◆ Text passage:
- - - -

2008 was also a year in which the value of Nestlé's strong balance sheet was proven, enabling the Group to continue to access the debt markets at advantaged rates whilst also pursuing its three-year CHF 25 billion share buyback programme.
In 2008, consolidated sales of the Nestlé Group amounted to CHF 109.9 billion, an increase of 2.2 per cent compared to the prior year, driven by organic growth of 8.3 per cent, including real internal growth of 2.8 per cent. Acquisitions, net of divestitures, added 1.7 per cent to Group sales.
The currency effect reduced Group sales by 7.8 per cent due to the strength of the Swiss franc compared to most other currencies. The Group's Food and Beverages business, with sales of CHF 102.4 billion, was the main contributor to growth, achieving organic growth of 8.2 per cent, including real internal growth of 2.3 per cent.
The Group's EBIT grew to CHF 15.7 billion, resulting in an EBIT margin of 14.3 per cent, up 30 basis points reported, and up 50 basis points in constant currencies. The EBIT margin for Food and Beverages was up 20 basis points reported, and up 40 basis points in constant currencies.
Net profit increased by 69.4 per cent to CHF 18.0 billion, resulting in a net profit margin of 16.4 per cent, up 650 basis points. This includes the CHF 9.2 billion profit on disposal from the sale of 24.8 per cent of Alcon to Novartis.
Total Earnings Per Share grew by 75.2 per cent to CHF 4.87. The underlying earnings per share increased by 0.7 per cent reported, and by 10.9 per cent in constant currencies.
The Group's cost of goods sold increased by 120 basis points to 43.1 per cent of sales. This reflects the impact of higher packaging and raw material costs, partially compensated by operational efficiencies which contributed over CHF 1 billion of savings. Operational efficiencies, enabled by GLOBE, incorporate areas such as supply chain, factories, administrative costs, product line rationalisation and improved returns on marketing and trade spends.
The main engine of Nestlé's growth is the continuous innovation and renovation of its products and brands.

- - - -

◆ Entries supplied:
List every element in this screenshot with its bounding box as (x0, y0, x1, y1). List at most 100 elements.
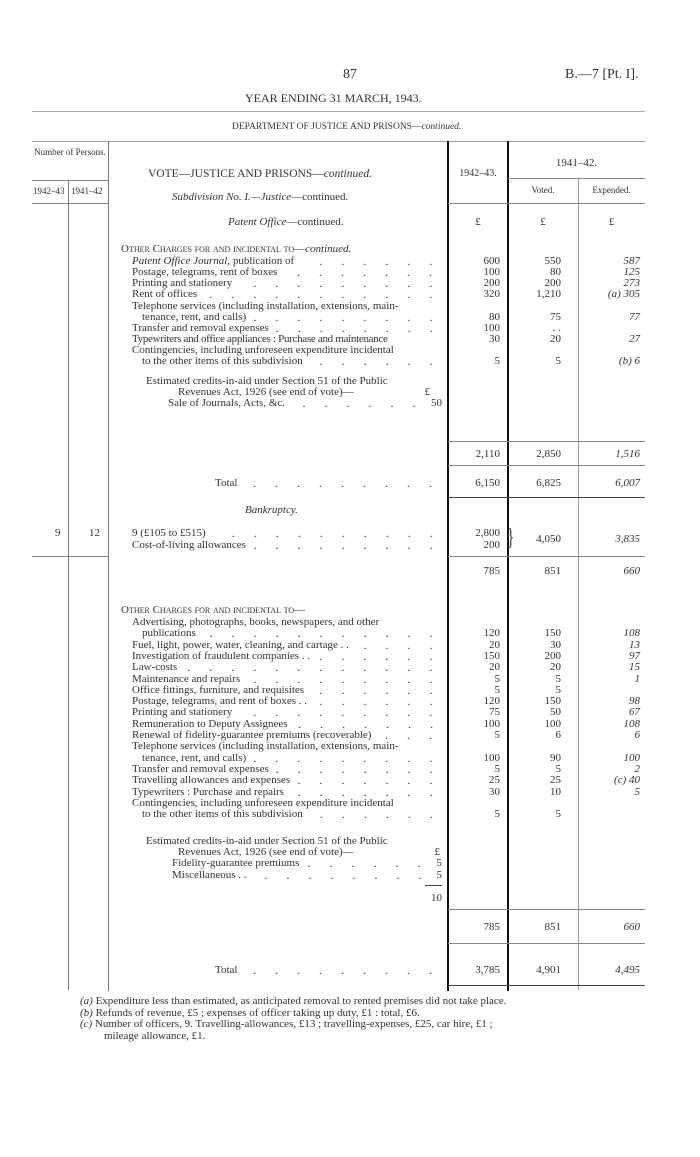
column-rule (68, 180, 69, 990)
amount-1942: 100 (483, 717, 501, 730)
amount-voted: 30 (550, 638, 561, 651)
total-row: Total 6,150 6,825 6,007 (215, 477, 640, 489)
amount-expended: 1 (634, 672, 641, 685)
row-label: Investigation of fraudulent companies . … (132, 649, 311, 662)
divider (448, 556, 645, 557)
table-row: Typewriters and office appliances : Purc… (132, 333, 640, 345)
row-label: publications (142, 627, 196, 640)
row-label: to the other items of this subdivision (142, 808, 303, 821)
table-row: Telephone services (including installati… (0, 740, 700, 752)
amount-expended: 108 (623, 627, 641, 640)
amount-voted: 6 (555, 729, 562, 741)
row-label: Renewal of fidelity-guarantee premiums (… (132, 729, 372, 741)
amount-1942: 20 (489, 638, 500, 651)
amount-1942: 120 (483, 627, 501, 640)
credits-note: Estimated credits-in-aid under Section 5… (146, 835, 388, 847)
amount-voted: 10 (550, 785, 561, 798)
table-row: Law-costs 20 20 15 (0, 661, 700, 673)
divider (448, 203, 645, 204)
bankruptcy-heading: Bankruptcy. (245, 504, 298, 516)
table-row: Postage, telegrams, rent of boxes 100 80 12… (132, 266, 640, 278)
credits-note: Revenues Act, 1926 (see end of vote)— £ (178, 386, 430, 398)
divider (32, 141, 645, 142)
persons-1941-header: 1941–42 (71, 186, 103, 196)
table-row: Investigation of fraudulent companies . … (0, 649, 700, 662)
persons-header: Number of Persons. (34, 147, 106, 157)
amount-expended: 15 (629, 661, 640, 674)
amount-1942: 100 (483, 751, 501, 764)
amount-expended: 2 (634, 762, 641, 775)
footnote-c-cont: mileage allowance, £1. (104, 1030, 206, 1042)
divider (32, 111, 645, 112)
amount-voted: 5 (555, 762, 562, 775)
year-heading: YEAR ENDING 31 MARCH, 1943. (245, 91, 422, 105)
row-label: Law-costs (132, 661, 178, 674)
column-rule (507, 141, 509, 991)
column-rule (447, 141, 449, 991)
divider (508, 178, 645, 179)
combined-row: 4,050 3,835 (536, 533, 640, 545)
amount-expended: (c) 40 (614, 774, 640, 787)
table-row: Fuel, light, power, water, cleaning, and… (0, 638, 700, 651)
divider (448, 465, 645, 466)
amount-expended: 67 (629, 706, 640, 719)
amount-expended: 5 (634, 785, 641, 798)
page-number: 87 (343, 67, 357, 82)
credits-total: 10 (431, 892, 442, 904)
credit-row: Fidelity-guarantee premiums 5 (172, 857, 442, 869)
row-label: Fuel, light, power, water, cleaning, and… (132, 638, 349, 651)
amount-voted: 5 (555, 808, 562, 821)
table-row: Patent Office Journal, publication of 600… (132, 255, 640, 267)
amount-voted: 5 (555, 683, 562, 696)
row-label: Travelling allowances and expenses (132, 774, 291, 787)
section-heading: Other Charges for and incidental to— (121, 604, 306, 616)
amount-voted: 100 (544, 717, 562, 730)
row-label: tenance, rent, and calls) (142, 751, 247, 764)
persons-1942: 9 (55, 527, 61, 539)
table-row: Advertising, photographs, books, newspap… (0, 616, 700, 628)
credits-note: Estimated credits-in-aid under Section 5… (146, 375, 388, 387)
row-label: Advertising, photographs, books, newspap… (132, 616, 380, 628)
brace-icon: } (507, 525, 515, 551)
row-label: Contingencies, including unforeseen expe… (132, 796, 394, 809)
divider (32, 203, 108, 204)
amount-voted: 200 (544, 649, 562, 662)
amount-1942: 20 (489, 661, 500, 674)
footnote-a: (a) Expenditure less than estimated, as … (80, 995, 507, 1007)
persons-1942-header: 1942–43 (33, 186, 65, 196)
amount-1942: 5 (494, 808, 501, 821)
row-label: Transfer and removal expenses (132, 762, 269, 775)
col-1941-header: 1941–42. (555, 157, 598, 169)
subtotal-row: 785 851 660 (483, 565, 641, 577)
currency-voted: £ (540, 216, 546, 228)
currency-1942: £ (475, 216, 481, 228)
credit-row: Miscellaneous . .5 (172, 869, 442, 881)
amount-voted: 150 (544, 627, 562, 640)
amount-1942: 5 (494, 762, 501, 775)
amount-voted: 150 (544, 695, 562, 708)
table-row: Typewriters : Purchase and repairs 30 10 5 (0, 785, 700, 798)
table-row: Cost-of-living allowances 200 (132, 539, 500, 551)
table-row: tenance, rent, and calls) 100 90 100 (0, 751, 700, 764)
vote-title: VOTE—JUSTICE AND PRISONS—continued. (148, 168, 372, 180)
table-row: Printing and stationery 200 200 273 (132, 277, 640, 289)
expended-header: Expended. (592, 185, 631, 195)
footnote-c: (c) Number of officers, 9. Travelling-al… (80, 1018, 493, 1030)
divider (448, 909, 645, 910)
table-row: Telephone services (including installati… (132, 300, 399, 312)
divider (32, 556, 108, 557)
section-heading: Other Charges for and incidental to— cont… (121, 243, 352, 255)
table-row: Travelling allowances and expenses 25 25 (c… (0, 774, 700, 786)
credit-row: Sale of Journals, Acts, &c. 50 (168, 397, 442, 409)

- - - -

Do these statements agree with the Nestlé 2008 results text above? Answer yes or no for each, quoting the deciding words of the text.
(a) Consolidated sales of the Nestlé Group in 2008 rose by 2.2 per cent over the prior year.
(b) The currency effect increased Group sales.
(c) The CHF 9.2 billion profit on disposal came from selling all of Alcon to Novartis.

◆ Exercise solution:
(a) Yes: "an increase of 2.2 per cent compared to the prior year"
(b) No: "The currency effect reduced Group sales by 7.8 per cent"
(c) No: "the sale of 24.8 per cent of Alcon to Novartis"